| Aim |
Figure out how many lines of the material below contain the word "OUTFITTERS". Answer with the number only.

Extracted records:
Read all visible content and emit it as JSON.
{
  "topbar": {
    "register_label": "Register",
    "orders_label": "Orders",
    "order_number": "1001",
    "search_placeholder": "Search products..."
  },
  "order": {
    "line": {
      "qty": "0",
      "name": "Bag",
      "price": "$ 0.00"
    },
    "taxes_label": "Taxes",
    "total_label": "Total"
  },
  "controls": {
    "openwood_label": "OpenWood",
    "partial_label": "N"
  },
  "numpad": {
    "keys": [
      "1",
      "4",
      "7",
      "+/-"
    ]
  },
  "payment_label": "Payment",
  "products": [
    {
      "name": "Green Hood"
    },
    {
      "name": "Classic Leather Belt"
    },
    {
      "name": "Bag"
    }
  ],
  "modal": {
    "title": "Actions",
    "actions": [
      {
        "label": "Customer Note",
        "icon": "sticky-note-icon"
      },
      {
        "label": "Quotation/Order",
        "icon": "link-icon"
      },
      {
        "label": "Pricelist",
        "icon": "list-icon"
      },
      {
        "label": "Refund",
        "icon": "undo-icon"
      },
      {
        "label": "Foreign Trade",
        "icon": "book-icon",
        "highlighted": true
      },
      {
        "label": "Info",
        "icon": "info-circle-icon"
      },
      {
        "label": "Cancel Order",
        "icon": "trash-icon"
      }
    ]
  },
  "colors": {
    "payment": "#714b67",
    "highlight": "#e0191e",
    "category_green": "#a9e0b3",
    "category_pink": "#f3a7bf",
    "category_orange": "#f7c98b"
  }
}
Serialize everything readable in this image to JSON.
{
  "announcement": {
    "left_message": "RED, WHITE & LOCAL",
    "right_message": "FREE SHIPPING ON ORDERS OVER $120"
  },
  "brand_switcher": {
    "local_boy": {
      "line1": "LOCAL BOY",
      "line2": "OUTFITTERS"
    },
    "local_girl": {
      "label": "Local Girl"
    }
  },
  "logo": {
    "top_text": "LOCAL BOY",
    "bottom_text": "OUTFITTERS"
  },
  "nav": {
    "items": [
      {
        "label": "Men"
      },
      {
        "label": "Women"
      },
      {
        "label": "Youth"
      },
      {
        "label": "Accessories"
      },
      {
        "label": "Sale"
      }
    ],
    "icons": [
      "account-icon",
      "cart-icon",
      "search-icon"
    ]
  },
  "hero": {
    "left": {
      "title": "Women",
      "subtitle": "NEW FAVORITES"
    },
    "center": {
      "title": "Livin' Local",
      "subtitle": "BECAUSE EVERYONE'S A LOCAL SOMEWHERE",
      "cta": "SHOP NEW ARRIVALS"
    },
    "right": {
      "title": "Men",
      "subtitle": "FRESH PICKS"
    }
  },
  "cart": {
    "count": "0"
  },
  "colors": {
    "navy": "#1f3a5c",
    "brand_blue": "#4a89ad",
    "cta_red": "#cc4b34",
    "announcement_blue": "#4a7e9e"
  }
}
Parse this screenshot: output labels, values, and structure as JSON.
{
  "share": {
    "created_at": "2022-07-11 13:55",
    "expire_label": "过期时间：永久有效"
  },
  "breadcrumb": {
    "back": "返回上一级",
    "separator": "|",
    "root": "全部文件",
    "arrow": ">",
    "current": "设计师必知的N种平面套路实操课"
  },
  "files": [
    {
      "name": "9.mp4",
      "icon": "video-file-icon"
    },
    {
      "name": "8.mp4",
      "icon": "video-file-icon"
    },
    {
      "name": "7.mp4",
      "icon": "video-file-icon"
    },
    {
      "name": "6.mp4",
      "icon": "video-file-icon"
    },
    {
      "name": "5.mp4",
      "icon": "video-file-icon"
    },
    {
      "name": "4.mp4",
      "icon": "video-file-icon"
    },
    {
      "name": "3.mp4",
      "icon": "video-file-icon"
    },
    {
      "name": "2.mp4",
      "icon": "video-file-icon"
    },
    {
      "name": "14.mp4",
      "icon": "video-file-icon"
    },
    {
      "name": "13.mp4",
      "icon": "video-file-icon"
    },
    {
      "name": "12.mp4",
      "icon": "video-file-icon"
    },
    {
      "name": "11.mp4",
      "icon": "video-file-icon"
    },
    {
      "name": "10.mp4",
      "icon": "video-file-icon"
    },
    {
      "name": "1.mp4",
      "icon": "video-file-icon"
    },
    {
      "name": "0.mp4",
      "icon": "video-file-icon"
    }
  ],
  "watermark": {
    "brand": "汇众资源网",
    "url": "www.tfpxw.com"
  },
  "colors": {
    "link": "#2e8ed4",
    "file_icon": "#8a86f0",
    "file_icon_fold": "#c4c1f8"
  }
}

| Right answer |
2